* [INSTRUCTION]
Write out each record again exactly as it stands.

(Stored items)
-- begin --

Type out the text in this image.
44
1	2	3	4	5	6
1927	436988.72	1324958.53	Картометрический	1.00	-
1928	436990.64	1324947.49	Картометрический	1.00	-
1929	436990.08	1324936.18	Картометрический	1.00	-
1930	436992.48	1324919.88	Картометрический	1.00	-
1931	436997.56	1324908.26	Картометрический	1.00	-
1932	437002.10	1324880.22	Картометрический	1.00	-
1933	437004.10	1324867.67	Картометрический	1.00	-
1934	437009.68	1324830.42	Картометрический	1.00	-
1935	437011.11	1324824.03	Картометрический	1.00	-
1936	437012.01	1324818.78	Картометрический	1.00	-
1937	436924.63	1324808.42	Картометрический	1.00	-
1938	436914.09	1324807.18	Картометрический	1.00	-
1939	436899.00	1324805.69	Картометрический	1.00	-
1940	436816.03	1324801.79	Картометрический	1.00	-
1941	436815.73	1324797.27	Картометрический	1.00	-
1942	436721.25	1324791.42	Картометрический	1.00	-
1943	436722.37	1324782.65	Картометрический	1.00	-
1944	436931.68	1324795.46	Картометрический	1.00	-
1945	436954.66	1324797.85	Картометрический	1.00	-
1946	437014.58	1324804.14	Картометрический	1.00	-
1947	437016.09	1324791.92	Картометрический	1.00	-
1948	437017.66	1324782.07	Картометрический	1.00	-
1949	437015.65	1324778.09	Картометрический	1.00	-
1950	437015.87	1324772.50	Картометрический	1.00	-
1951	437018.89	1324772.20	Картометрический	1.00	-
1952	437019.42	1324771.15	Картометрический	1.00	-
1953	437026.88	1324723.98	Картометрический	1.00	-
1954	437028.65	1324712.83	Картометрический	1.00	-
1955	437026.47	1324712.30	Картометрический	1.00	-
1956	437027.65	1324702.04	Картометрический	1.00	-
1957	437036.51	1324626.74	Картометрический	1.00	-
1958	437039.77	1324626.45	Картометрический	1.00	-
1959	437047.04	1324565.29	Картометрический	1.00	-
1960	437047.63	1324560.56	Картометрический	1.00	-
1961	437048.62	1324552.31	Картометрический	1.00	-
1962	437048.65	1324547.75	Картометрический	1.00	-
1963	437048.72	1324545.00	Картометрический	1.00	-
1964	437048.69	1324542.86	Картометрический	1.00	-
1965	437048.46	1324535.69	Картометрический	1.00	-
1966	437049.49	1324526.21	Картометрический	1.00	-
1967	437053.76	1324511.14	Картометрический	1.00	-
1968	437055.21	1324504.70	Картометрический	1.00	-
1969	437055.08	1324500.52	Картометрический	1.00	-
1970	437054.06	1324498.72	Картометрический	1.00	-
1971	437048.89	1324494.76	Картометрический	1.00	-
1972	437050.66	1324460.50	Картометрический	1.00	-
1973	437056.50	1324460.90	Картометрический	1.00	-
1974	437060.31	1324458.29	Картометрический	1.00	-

-- end --

* [WRITTEN SOLUTION]
Type out the text in this image.
44
1	2	3	4	5	6
1927	436988.72	1324958.53	Картометрический	1.00	-
1928	436990.64	1324947.49	Картометрический	1.00	-
1929	436990.08	1324936.18	Картометрический	1.00	-
1930	436992.48	1324919.88	Картометрический	1.00	-
1931	436997.56	1324908.26	Картометрический	1.00	-
1932	437002.10	1324880.22	Картометрический	1.00	-
1933	437004.10	1324867.67	Картометрический	1.00	-
1934	437009.68	1324830.42	Картометрический	1.00	-
1935	437011.11	1324824.03	Картометрический	1.00	-
1936	437012.01	1324818.78	Картометрический	1.00	-
1937	436924.63	1324808.42	Картометрический	1.00	-
1938	436914.09	1324807.18	Картометрический	1.00	-
1939	436899.00	1324805.69	Картометрический	1.00	-
1940	436816.03	1324801.79	Картометрический	1.00	-
1941	436815.73	1324797.27	Картометрический	1.00	-
1942	436721.25	1324791.42	Картометрический	1.00	-
1943	436722.37	1324782.65	Картометрический	1.00	-
1944	436931.68	1324795.46	Картометрический	1.00	-
1945	436954.66	1324797.85	Картометрический	1.00	-
1946	437014.58	1324804.14	Картометрический	1.00	-
1947	437016.09	1324791.92	Картометрический	1.00	-
1948	437017.66	1324782.07	Картометрический	1.00	-
1949	437015.65	1324778.09	Картометрический	1.00	-
1950	437015.87	1324772.50	Картометрический	1.00	-
1951	437018.89	1324772.20	Картометрический	1.00	-
1952	437019.42	1324771.15	Картометрический	1.00	-
1953	437026.88	1324723.98	Картометрический	1.00	-
1954	437028.65	1324712.83	Картометрический	1.00	-
1955	437026.47	1324712.30	Картометрический	1.00	-
1956	437027.65	1324702.04	Картометрический	1.00	-
1957	437036.51	1324626.74	Картометрический	1.00	-
1958	437039.77	1324626.45	Картометрический	1.00	-
1959	437047.04	1324565.29	Картометрический	1.00	-
1960	437047.63	1324560.56	Картометрический	1.00	-
1961	437048.62	1324552.31	Картометрический	1.00	-
1962	437048.65	1324547.75	Картометрический	1.00	-
1963	437048.72	1324545.00	Картометрический	1.00	-
1964	437048.69	1324542.86	Картометрический	1.00	-
1965	437048.46	1324535.69	Картометрический	1.00	-
1966	437049.49	1324526.21	Картометрический	1.00	-
1967	437053.76	1324511.14	Картометрический	1.00	-
1968	437055.21	1324504.70	Картометрический	1.00	-
1969	437055.08	1324500.52	Картометрический	1.00	-
1970	437054.06	1324498.72	Картометрический	1.00	-
1971	437048.89	1324494.76	Картометрический	1.00	-
1972	437050.66	1324460.50	Картометрический	1.00	-
1973	437056.50	1324460.90	Картометрический	1.00	-
1974	437060.31	1324458.29	Картометрический	1.00	-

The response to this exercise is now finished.